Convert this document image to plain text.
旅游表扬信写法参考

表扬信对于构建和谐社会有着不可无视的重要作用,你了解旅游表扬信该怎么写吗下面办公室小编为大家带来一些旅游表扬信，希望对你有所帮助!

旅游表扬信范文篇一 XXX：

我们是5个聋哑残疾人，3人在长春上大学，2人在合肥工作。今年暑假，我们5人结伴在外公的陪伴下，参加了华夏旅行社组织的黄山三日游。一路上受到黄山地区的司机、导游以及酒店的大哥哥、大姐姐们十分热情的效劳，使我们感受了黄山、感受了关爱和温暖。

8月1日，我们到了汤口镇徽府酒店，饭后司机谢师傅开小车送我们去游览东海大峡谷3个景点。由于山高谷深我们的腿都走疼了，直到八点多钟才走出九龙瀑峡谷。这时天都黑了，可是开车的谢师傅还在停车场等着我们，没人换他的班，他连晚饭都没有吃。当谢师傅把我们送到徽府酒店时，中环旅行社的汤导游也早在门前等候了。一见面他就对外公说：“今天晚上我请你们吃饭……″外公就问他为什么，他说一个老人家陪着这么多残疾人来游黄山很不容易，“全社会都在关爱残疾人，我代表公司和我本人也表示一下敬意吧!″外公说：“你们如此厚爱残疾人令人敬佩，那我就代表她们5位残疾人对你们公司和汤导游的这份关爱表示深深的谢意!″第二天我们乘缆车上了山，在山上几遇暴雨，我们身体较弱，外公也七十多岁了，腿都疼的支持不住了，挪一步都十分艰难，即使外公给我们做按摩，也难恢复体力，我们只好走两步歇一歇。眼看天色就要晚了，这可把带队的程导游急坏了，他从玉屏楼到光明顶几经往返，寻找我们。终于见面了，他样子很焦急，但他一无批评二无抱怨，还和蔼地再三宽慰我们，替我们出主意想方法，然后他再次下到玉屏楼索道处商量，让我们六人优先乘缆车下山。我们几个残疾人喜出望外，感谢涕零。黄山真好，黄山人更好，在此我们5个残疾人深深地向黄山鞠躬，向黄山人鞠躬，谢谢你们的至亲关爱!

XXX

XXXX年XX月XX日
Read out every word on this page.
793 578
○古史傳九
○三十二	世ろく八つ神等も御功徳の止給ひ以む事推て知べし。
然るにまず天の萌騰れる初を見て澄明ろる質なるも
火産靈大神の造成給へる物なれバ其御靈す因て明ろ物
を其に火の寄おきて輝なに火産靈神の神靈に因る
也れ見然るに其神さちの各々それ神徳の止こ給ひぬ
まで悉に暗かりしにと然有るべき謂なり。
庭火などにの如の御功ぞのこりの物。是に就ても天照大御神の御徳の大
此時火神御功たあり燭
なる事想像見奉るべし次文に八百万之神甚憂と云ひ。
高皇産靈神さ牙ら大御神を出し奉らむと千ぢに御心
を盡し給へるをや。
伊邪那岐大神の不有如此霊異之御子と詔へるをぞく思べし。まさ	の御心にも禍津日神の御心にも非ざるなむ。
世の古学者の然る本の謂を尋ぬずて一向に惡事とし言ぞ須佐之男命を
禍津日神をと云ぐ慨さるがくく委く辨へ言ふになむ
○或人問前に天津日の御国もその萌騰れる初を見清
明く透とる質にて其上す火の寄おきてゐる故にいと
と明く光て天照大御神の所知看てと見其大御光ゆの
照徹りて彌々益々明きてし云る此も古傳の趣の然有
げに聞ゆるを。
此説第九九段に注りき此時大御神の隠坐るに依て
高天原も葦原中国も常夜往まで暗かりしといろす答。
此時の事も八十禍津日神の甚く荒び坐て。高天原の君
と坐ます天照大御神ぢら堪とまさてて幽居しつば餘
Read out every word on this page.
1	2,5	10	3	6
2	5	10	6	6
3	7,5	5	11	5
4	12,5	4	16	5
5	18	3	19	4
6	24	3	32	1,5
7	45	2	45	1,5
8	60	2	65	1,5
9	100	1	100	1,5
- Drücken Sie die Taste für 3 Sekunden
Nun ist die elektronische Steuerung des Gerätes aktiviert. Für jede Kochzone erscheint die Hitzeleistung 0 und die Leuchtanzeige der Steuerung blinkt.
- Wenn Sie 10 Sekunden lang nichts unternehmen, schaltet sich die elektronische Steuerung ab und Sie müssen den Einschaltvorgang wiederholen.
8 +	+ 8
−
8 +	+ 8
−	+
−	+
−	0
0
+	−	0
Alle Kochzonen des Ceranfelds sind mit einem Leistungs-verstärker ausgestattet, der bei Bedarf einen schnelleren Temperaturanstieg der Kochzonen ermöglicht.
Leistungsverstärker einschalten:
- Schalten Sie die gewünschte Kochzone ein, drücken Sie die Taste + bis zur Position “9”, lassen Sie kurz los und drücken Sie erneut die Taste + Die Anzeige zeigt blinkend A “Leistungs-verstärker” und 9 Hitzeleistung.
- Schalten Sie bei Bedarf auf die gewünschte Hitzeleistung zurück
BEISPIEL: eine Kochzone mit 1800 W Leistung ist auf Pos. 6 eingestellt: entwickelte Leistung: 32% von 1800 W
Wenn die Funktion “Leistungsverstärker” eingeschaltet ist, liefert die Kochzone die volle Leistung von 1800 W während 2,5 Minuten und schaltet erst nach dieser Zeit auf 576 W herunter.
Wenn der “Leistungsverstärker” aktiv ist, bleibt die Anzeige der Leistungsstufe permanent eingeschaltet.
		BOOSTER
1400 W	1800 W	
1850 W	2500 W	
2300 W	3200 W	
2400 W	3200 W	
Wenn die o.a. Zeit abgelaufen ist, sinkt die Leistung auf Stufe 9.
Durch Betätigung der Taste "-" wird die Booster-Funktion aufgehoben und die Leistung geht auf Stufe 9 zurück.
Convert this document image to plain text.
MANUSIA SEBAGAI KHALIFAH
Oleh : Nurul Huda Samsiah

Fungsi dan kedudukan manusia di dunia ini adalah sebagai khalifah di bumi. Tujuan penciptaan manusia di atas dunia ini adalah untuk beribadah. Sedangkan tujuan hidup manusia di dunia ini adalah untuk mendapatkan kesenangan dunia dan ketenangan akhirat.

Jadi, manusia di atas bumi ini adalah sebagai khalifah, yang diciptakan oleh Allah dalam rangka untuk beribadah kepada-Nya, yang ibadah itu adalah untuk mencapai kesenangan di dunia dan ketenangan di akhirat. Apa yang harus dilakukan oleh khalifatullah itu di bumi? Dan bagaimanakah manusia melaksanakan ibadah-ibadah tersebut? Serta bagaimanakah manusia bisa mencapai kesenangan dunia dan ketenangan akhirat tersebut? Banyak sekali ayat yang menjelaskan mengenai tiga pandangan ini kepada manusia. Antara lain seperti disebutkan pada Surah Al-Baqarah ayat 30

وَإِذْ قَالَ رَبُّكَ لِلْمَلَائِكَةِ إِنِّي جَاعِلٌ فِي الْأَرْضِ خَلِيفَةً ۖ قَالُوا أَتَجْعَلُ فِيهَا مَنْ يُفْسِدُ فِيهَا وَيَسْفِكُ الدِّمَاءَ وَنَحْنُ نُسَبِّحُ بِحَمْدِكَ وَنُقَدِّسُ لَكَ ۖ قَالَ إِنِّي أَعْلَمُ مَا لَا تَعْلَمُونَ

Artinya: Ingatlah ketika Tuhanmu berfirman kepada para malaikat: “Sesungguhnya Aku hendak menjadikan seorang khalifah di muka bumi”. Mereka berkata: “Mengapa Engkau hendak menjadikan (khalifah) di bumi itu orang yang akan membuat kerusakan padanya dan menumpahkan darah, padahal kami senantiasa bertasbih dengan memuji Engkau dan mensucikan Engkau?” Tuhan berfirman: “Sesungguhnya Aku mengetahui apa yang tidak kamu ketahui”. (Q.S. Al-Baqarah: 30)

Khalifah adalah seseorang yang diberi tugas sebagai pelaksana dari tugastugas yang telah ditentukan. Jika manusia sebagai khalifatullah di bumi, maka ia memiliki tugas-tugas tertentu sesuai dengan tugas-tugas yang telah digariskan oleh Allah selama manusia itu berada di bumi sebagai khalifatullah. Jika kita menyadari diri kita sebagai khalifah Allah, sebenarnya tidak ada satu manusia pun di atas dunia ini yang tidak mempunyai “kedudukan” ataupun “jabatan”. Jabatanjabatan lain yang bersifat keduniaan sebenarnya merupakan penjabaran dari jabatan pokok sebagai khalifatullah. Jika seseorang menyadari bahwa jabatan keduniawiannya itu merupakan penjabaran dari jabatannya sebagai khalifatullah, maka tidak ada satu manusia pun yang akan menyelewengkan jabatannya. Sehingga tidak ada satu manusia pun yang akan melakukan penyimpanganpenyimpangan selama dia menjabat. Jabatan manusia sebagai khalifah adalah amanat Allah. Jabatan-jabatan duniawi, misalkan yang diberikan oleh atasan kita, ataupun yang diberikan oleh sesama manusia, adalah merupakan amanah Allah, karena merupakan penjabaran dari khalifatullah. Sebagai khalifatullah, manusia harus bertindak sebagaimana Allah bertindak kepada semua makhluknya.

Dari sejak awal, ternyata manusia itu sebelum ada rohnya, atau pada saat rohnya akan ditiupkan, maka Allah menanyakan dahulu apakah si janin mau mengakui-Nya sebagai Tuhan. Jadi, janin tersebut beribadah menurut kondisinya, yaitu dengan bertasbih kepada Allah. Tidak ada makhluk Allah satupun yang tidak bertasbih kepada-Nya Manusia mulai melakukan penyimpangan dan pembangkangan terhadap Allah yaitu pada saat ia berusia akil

Objective:
Find the word "Bedarf" in the data and show each line that holds it.

Expected output:
Alle Kochzonen des Ceranfelds sind mit einem Leistungs-verstärker ausgestattet, der bei Bedarf einen schnelleren Temperaturanstieg der Kochzonen ermöglicht.
- Schalten Sie bei Bedarf auf die gewünschte Hitzeleistung zurück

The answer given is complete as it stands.